**WRITTEN EXERCISE**: Extract every line below, verbatim.

**DATA SHOWN**:
- - - -
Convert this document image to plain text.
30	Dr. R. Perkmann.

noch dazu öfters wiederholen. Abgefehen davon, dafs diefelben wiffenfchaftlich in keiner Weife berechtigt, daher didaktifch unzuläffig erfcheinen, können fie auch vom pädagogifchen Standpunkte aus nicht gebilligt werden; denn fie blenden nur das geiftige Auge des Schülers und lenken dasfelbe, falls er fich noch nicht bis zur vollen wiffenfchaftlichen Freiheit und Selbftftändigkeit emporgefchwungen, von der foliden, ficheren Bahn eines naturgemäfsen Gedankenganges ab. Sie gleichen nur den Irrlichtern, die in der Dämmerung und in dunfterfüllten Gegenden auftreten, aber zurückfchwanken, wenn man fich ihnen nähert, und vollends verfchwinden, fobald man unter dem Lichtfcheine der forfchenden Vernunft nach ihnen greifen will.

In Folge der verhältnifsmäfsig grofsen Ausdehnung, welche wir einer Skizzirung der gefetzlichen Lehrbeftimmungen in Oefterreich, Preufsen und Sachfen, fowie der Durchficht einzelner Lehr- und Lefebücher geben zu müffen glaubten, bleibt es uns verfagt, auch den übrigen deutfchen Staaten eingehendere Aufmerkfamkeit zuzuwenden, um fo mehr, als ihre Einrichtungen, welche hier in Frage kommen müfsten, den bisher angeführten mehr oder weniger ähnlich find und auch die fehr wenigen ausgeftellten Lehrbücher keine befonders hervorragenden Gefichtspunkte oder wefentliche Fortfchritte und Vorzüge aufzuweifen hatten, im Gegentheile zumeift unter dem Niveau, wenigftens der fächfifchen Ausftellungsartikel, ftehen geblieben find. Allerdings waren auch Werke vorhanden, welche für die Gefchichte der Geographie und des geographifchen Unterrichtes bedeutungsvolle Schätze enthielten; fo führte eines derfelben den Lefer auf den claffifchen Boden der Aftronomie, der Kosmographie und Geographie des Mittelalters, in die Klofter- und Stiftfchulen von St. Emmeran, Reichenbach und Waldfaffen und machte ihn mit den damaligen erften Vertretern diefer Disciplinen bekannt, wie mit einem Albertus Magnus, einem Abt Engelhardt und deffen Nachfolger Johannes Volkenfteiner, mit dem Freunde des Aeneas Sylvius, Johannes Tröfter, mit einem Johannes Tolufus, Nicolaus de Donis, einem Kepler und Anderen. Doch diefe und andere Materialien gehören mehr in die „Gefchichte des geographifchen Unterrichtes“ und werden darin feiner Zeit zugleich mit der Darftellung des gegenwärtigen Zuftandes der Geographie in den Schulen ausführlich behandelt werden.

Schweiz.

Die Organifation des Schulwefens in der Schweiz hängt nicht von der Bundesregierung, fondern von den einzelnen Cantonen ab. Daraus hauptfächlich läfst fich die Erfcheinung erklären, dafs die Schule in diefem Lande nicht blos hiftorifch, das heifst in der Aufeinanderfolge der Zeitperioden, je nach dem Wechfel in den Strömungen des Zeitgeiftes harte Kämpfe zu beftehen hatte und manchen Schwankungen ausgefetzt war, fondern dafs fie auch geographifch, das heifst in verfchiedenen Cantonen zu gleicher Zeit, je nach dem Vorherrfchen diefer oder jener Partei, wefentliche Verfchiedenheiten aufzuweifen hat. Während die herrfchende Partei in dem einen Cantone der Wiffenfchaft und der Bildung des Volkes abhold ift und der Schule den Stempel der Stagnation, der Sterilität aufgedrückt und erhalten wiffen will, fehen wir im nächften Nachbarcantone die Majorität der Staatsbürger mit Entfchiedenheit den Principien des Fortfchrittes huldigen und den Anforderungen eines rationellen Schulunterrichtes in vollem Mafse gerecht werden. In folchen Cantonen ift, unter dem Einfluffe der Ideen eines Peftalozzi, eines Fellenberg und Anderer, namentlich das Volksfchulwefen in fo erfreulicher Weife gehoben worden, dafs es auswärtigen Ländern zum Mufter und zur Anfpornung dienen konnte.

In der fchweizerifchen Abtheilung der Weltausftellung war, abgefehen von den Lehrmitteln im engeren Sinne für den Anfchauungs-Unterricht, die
- - - -
**OUTPUT BELOW**:
Convert this document image to plain text.
30	Dr. R. Perkmann.

noch dazu öfters wiederholen. Abgefehen davon, dafs diefelben wiffenfchaftlich in keiner Weife berechtigt, daher didaktifch unzuläffig erfcheinen, können fie auch vom pädagogifchen Standpunkte aus nicht gebilligt werden; denn fie blenden nur das geiftige Auge des Schülers und lenken dasfelbe, falls er fich noch nicht bis zur vollen wiffenfchaftlichen Freiheit und Selbftftändigkeit emporgefchwungen, von der foliden, ficheren Bahn eines naturgemäfsen Gedankenganges ab. Sie gleichen nur den Irrlichtern, die in der Dämmerung und in dunfterfüllten Gegenden auftreten, aber zurückfchwanken, wenn man fich ihnen nähert, und vollends verfchwinden, fobald man unter dem Lichtfcheine der forfchenden Vernunft nach ihnen greifen will.

In Folge der verhältnifsmäfsig grofsen Ausdehnung, welche wir einer Skizzirung der gefetzlichen Lehrbeftimmungen in Oefterreich, Preufsen und Sachfen, fowie der Durchficht einzelner Lehr- und Lefebücher geben zu müffen glaubten, bleibt es uns verfagt, auch den übrigen deutfchen Staaten eingehendere Aufmerkfamkeit zuzuwenden, um fo mehr, als ihre Einrichtungen, welche hier in Frage kommen müfsten, den bisher angeführten mehr oder weniger ähnlich find und auch die fehr wenigen ausgeftellten Lehrbücher keine befonders hervorragenden Gefichtspunkte oder wefentliche Fortfchritte und Vorzüge aufzuweifen hatten, im Gegentheile zumeift unter dem Niveau, wenigftens der fächfifchen Ausftellungsartikel, ftehen geblieben find. Allerdings waren auch Werke vorhanden, welche für die Gefchichte der Geographie und des geographifchen Unterrichtes bedeutungsvolle Schätze enthielten; fo führte eines derfelben den Lefer auf den claffifchen Boden der Aftronomie, der Kosmographie und Geographie des Mittelalters, in die Klofter- und Stiftfchulen von St. Emmeran, Reichenbach und Waldfaffen und machte ihn mit den damaligen erften Vertretern diefer Disciplinen bekannt, wie mit einem Albertus Magnus, einem Abt Engelhardt und deffen Nachfolger Johannes Volkenfteiner, mit dem Freunde des Aeneas Sylvius, Johannes Tröfter, mit einem Johannes Tolufus, Nicolaus de Donis, einem Kepler und Anderen. Doch diefe und andere Materialien gehören mehr in die „Gefchichte des geographifchen Unterrichtes“ und werden darin feiner Zeit zugleich mit der Darftellung des gegenwärtigen Zuftandes der Geographie in den Schulen ausführlich behandelt werden.

Schweiz.

Die Organifation des Schulwefens in der Schweiz hängt nicht von der Bundesregierung, fondern von den einzelnen Cantonen ab. Daraus hauptfächlich läfst fich die Erfcheinung erklären, dafs die Schule in diefem Lande nicht blos hiftorifch, das heifst in der Aufeinanderfolge der Zeitperioden, je nach dem Wechfel in den Strömungen des Zeitgeiftes harte Kämpfe zu beftehen hatte und manchen Schwankungen ausgefetzt war, fondern dafs fie auch geographifch, das heifst in verfchiedenen Cantonen zu gleicher Zeit, je nach dem Vorherrfchen diefer oder jener Partei, wefentliche Verfchiedenheiten aufzuweifen hat. Während die herrfchende Partei in dem einen Cantone der Wiffenfchaft und der Bildung des Volkes abhold ift und der Schule den Stempel der Stagnation, der Sterilität aufgedrückt und erhalten wiffen will, fehen wir im nächften Nachbarcantone die Majorität der Staatsbürger mit Entfchiedenheit den Principien des Fortfchrittes huldigen und den Anforderungen eines rationellen Schulunterrichtes in vollem Mafse gerecht werden. In folchen Cantonen ift, unter dem Einfluffe der Ideen eines Peftalozzi, eines Fellenberg und Anderer, namentlich das Volksfchulwefen in fo erfreulicher Weife gehoben worden, dafs es auswärtigen Ländern zum Mufter und zur Anfpornung dienen konnte.

In der fchweizerifchen Abtheilung der Weltausftellung war, abgefehen von den Lehrmitteln im engeren Sinne für den Anfchauungs-Unterricht, die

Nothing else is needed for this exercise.